Output the material word for word. Leave each picture out.

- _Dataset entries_
- - - -

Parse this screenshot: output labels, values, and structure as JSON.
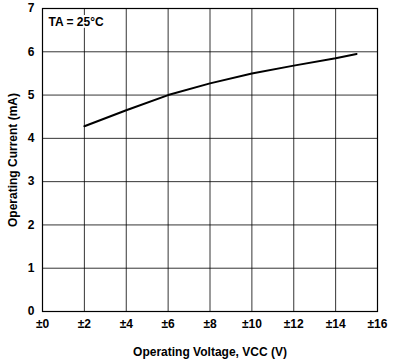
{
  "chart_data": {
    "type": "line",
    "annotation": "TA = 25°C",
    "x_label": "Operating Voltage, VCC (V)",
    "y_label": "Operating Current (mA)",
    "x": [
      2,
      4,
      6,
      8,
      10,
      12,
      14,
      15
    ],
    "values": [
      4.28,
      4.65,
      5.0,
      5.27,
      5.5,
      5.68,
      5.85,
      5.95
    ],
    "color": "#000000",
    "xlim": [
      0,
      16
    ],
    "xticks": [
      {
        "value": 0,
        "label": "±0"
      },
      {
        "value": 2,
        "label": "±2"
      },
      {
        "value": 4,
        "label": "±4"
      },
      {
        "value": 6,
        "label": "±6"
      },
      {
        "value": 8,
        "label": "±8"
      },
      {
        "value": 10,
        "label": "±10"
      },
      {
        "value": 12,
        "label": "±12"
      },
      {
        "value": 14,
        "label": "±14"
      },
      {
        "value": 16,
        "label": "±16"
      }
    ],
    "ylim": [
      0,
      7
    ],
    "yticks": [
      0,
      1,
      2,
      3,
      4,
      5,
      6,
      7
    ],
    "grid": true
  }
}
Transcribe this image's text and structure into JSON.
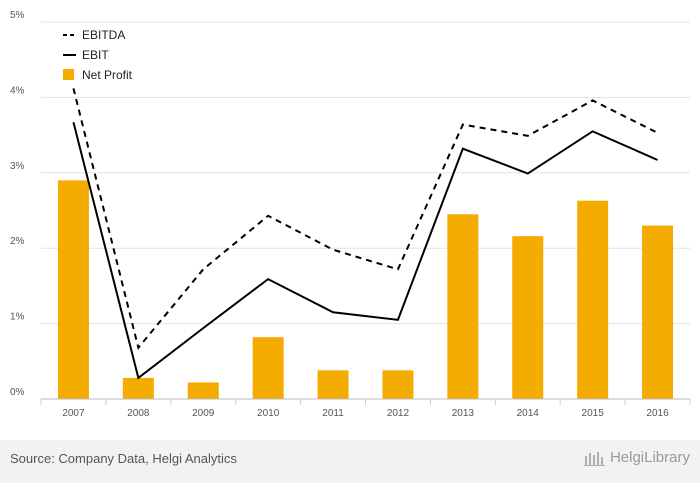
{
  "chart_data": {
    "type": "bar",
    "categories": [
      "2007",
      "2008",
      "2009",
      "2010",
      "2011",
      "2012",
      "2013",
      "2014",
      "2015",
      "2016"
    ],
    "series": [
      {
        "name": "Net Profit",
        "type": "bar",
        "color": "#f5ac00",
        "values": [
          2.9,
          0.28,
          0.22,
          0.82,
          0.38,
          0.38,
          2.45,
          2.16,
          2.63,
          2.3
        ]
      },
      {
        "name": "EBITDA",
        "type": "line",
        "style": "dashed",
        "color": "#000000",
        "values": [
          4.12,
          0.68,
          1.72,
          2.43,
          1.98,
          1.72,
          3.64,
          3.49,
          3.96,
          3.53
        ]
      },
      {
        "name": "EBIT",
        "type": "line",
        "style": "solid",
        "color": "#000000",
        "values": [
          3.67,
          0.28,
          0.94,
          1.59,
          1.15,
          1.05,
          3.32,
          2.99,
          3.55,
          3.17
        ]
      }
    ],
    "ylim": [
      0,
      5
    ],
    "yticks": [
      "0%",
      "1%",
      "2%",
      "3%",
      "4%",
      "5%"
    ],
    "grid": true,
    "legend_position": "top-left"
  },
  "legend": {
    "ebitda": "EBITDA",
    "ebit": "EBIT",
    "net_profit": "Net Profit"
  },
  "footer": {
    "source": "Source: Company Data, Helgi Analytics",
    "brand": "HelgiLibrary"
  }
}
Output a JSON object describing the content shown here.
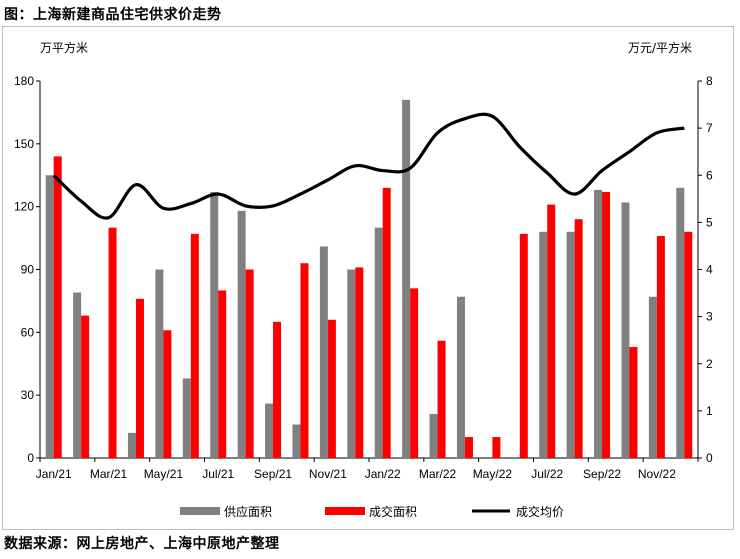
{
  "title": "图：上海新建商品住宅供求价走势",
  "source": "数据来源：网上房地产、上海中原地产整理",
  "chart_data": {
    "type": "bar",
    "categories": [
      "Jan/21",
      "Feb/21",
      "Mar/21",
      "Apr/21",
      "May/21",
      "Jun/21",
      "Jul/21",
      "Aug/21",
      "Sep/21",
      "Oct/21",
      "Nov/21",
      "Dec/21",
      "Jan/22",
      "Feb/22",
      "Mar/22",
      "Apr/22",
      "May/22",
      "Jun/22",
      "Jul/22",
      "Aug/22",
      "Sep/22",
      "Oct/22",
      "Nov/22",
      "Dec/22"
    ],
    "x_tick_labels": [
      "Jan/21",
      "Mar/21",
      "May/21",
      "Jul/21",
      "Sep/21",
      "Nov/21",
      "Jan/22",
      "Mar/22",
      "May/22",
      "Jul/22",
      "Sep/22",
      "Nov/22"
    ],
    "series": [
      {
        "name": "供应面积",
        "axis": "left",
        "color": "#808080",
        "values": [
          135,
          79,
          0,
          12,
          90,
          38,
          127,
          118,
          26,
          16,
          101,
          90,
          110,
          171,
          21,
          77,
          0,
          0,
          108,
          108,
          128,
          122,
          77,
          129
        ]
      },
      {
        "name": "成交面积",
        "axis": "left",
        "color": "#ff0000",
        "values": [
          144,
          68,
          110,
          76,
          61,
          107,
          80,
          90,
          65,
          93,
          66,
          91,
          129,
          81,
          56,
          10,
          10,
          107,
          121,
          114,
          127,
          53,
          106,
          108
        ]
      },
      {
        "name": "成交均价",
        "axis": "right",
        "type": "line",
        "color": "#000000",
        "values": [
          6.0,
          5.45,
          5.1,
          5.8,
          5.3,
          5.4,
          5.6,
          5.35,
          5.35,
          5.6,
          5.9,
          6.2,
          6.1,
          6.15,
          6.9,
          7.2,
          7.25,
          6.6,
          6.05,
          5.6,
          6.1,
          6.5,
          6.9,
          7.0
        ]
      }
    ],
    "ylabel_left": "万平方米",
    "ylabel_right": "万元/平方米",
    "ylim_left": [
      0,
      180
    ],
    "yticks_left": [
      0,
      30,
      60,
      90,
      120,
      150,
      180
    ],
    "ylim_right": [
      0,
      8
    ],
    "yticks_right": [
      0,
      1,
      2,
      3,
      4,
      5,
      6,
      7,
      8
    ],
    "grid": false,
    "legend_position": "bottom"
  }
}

- - - -

- _Task answer_
Parse this screenshot: output labels, values, and structure as JSON.
{
  "chart_data": {
    "type": "line",
    "annotation": "TA = 25°C",
    "x_label": "Operating Voltage, VCC (V)",
    "y_label": "Operating Current (mA)",
    "x": [
      2,
      4,
      6,
      8,
      10,
      12,
      14,
      15
    ],
    "values": [
      4.28,
      4.65,
      5.0,
      5.27,
      5.5,
      5.68,
      5.85,
      5.95
    ],
    "color": "#000000",
    "xlim": [
      0,
      16
    ],
    "xticks": [
      {
        "value": 0,
        "label": "±0"
      },
      {
        "value": 2,
        "label": "±2"
      },
      {
        "value": 4,
        "label": "±4"
      },
      {
        "value": 6,
        "label": "±6"
      },
      {
        "value": 8,
        "label": "±8"
      },
      {
        "value": 10,
        "label": "±10"
      },
      {
        "value": 12,
        "label": "±12"
      },
      {
        "value": 14,
        "label": "±14"
      },
      {
        "value": 16,
        "label": "±16"
      }
    ],
    "ylim": [
      0,
      7
    ],
    "yticks": [
      0,
      1,
      2,
      3,
      4,
      5,
      6,
      7
    ],
    "grid": true
  }
}
Transcribe this image's text and structure into JSON.
{
  "chart_data": {
    "type": "bar",
    "categories": [
      "2007",
      "2008",
      "2009",
      "2010",
      "2011",
      "2012",
      "2013",
      "2014",
      "2015",
      "2016"
    ],
    "series": [
      {
        "name": "Net Profit",
        "type": "bar",
        "color": "#f5ac00",
        "values": [
          2.9,
          0.28,
          0.22,
          0.82,
          0.38,
          0.38,
          2.45,
          2.16,
          2.63,
          2.3
        ]
      },
      {
        "name": "EBITDA",
        "type": "line",
        "style": "dashed",
        "color": "#000000",
        "values": [
          4.12,
          0.68,
          1.72,
          2.43,
          1.98,
          1.72,
          3.64,
          3.49,
          3.96,
          3.53
        ]
      },
      {
        "name": "EBIT",
        "type": "line",
        "style": "solid",
        "color": "#000000",
        "values": [
          3.67,
          0.28,
          0.94,
          1.59,
          1.15,
          1.05,
          3.32,
          2.99,
          3.55,
          3.17
        ]
      }
    ],
    "ylim": [
      0,
      5
    ],
    "yticks": [
      "0%",
      "1%",
      "2%",
      "3%",
      "4%",
      "5%"
    ],
    "grid": true,
    "legend_position": "top-left"
  },
  "legend": {
    "ebitda": "EBITDA",
    "ebit": "EBIT",
    "net_profit": "Net Profit"
  },
  "footer": {
    "source": "Source: Company Data, Helgi Analytics",
    "brand": "HelgiLibrary"
  }
}
Output a JSON object describing the content shown here.
{
  "title": "图：上海新建商品住宅供求价走势",
  "source": "数据来源：网上房地产、上海中原地产整理",
  "chart_data": {
    "type": "bar",
    "categories": [
      "Jan/21",
      "Feb/21",
      "Mar/21",
      "Apr/21",
      "May/21",
      "Jun/21",
      "Jul/21",
      "Aug/21",
      "Sep/21",
      "Oct/21",
      "Nov/21",
      "Dec/21",
      "Jan/22",
      "Feb/22",
      "Mar/22",
      "Apr/22",
      "May/22",
      "Jun/22",
      "Jul/22",
      "Aug/22",
      "Sep/22",
      "Oct/22",
      "Nov/22",
      "Dec/22"
    ],
    "x_tick_labels": [
      "Jan/21",
      "Mar/21",
      "May/21",
      "Jul/21",
      "Sep/21",
      "Nov/21",
      "Jan/22",
      "Mar/22",
      "May/22",
      "Jul/22",
      "Sep/22",
      "Nov/22"
    ],
    "series": [
      {
        "name": "供应面积",
        "axis": "left",
        "color": "#808080",
        "values": [
          135,
          79,
          0,
          12,
          90,
          38,
          127,
          118,
          26,
          16,
          101,
          90,
          110,
          171,
          21,
          77,
          0,
          0,
          108,
          108,
          128,
          122,
          77,
          129
        ]
      },
      {
        "name": "成交面积",
        "axis": "left",
        "color": "#ff0000",
        "values": [
          144,
          68,
          110,
          76,
          61,
          107,
          80,
          90,
          65,
          93,
          66,
          91,
          129,
          81,
          56,
          10,
          10,
          107,
          121,
          114,
          127,
          53,
          106,
          108
        ]
      },
      {
        "name": "成交均价",
        "axis": "right",
        "type": "line",
        "color": "#000000",
        "values": [
          6.0,
          5.45,
          5.1,
          5.8,
          5.3,
          5.4,
          5.6,
          5.35,
          5.35,
          5.6,
          5.9,
          6.2,
          6.1,
          6.15,
          6.9,
          7.2,
          7.25,
          6.6,
          6.05,
          5.6,
          6.1,
          6.5,
          6.9,
          7.0
        ]
      }
    ],
    "ylabel_left": "万平方米",
    "ylabel_right": "万元/平方米",
    "ylim_left": [
      0,
      180
    ],
    "yticks_left": [
      0,
      30,
      60,
      90,
      120,
      150,
      180
    ],
    "ylim_right": [
      0,
      8
    ],
    "yticks_right": [
      0,
      1,
      2,
      3,
      4,
      5,
      6,
      7,
      8
    ],
    "grid": false,
    "legend_position": "bottom"
  }
}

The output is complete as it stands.